## What is asked
Quote the data below in full, minus the images.

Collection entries
++++++++++++++++++++

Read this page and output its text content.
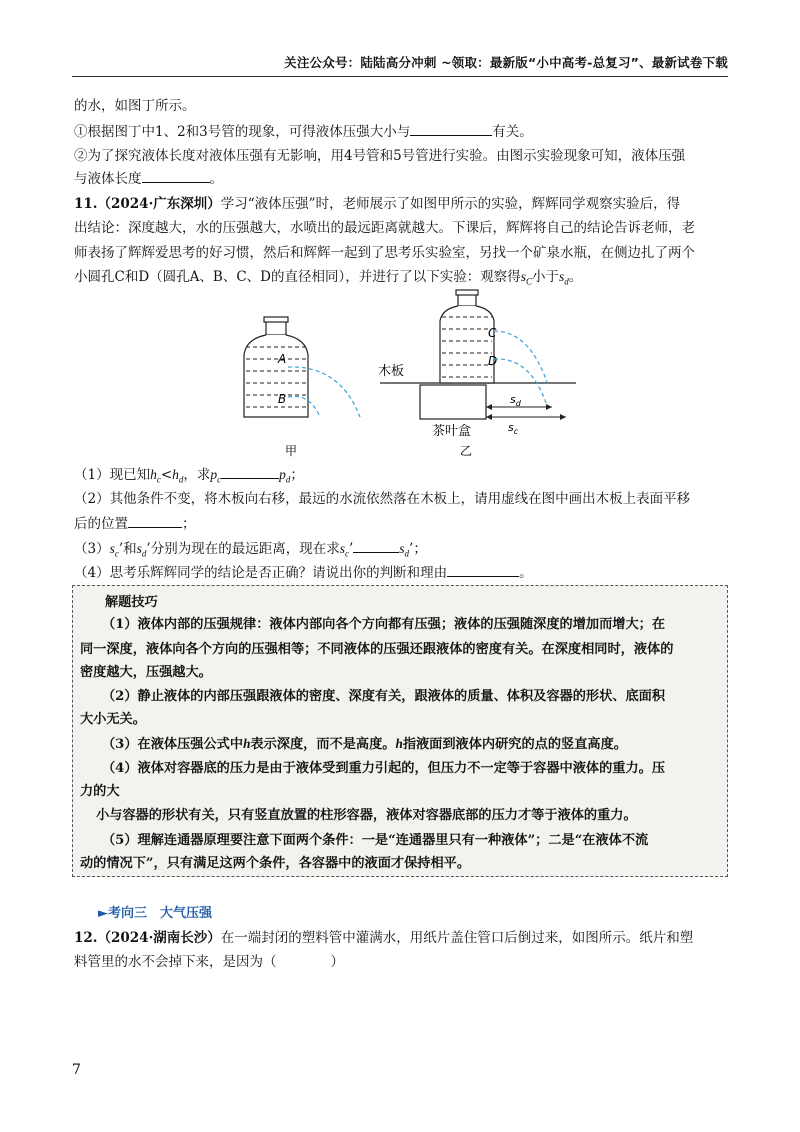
关注公众号：陆陆高分冲刺 ~领取：最新版“小中高考-总复习”、最新试卷下载
的水，如图丁所示。
①根据图丁中1、2和3号管的现象，可得液体压强大小与	有关。
②为了探究液体长度对液体压强有无影响，用4号管和5号管进行实验。由图示实验现象可知，液体压强
与液体长度	。
11.（2024·广东深圳）学习“液体压强”时，老师展示了如图甲所示的实验，辉辉同学观察实验后，得
出结论：深度越大，水的压强越大，水喷出的最远距离就越大。下课后，辉辉将自己的结论告诉老师，老
师表扬了辉辉爱思考的好习惯，然后和辉辉一起到了思考乐实验室，另找一个矿泉水瓶，在侧边扎了两个
小圆孔C和D（圆孔A、B、C、D的直径相同），并进行了以下实验：观察得$s_C$小于$s_d$。
A
B
甲
木板
茶叶盒
乙
C
D
$s_d$
$s_c$
（1）现已知$h_c<h_d$，求$p_c$	$p_d$；
（2）其他条件不变，将木板向右移，最远的水流依然落在木板上，请用虚线在图中画出木板上表面平移
后的位置	；
$(3)s_c$’和$s_d$’分别为现在的最远距离，现在求$s_c$’	$s_d$’；
（4）思考乐辉辉同学的结论是否正确？请说出你的判断和理由	。
解题技巧
（1）液体内部的压强规律：液体内部向各个方向都有压强；液体的压强随深度的增加而增大；在
同一深度，液体向各个方向的压强相等；不同液体的压强还跟液体的密度有关。在深度相同时，液体的
密度越大，压强越大。
（2）静止液体的内部压强跟液体的密度、深度有关，跟液体的质量、体积及容器的形状、底面积
大小无关。
（3）在液体压强公式中h表示深度，而不是高度。h指液面到液体内研究的点的竖直高度。
（4）液体对容器底的压力是由于液体受到重力引起的，但压力不一定等于容器中液体的重力。压
力的大
小与容器的形状有关，只有竖直放置的柱形容器，液体对容器底部的压力才等于液体的重力。
（5）理解连通器原理要注意下面两个条件：一是“连通器里只有一种液体”；二是“在液体不流
动的情况下”，只有满足这两个条件，各容器中的液面才保持相平。
►考向三　大气压强
12.（2024·湖南长沙）在一端封闭的塑料管中灌满水，用纸片盖住管口后倒过来，如图所示。纸片和塑
料管里的水不会掉下来，是因为（　　　　）
7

++++++++++++++++++++

## Exercise solution
Read this page and output its text content.
关注公众号：陆陆高分冲刺 ~领取：最新版“小中高考-总复习”、最新试卷下载
的水，如图丁所示。
①根据图丁中1、2和3号管的现象，可得液体压强大小与	有关。
②为了探究液体长度对液体压强有无影响，用4号管和5号管进行实验。由图示实验现象可知，液体压强
与液体长度	。
11.（2024·广东深圳）学习“液体压强”时，老师展示了如图甲所示的实验，辉辉同学观察实验后，得
出结论：深度越大，水的压强越大，水喷出的最远距离就越大。下课后，辉辉将自己的结论告诉老师，老
师表扬了辉辉爱思考的好习惯，然后和辉辉一起到了思考乐实验室，另找一个矿泉水瓶，在侧边扎了两个
小圆孔C和D（圆孔A、B、C、D的直径相同），并进行了以下实验：观察得$s_C$小于$s_d$。
A
B
甲
木板
茶叶盒
乙
C
D
$s_d$
$s_c$
（1）现已知$h_c<h_d$，求$p_c$	$p_d$；
（2）其他条件不变，将木板向右移，最远的水流依然落在木板上，请用虚线在图中画出木板上表面平移
后的位置	；
$(3)s_c$’和$s_d$’分别为现在的最远距离，现在求$s_c$’	$s_d$’；
（4）思考乐辉辉同学的结论是否正确？请说出你的判断和理由	。
解题技巧
（1）液体内部的压强规律：液体内部向各个方向都有压强；液体的压强随深度的增加而增大；在
同一深度，液体向各个方向的压强相等；不同液体的压强还跟液体的密度有关。在深度相同时，液体的
密度越大，压强越大。
（2）静止液体的内部压强跟液体的密度、深度有关，跟液体的质量、体积及容器的形状、底面积
大小无关。
（3）在液体压强公式中h表示深度，而不是高度。h指液面到液体内研究的点的竖直高度。
（4）液体对容器底的压力是由于液体受到重力引起的，但压力不一定等于容器中液体的重力。压
力的大
小与容器的形状有关，只有竖直放置的柱形容器，液体对容器底部的压力才等于液体的重力。
（5）理解连通器原理要注意下面两个条件：一是“连通器里只有一种液体”；二是“在液体不流
动的情况下”，只有满足这两个条件，各容器中的液面才保持相平。
►考向三　大气压强
12.（2024·湖南长沙）在一端封闭的塑料管中灌满水，用纸片盖住管口后倒过来，如图所示。纸片和塑
料管里的水不会掉下来，是因为（　　　　）
7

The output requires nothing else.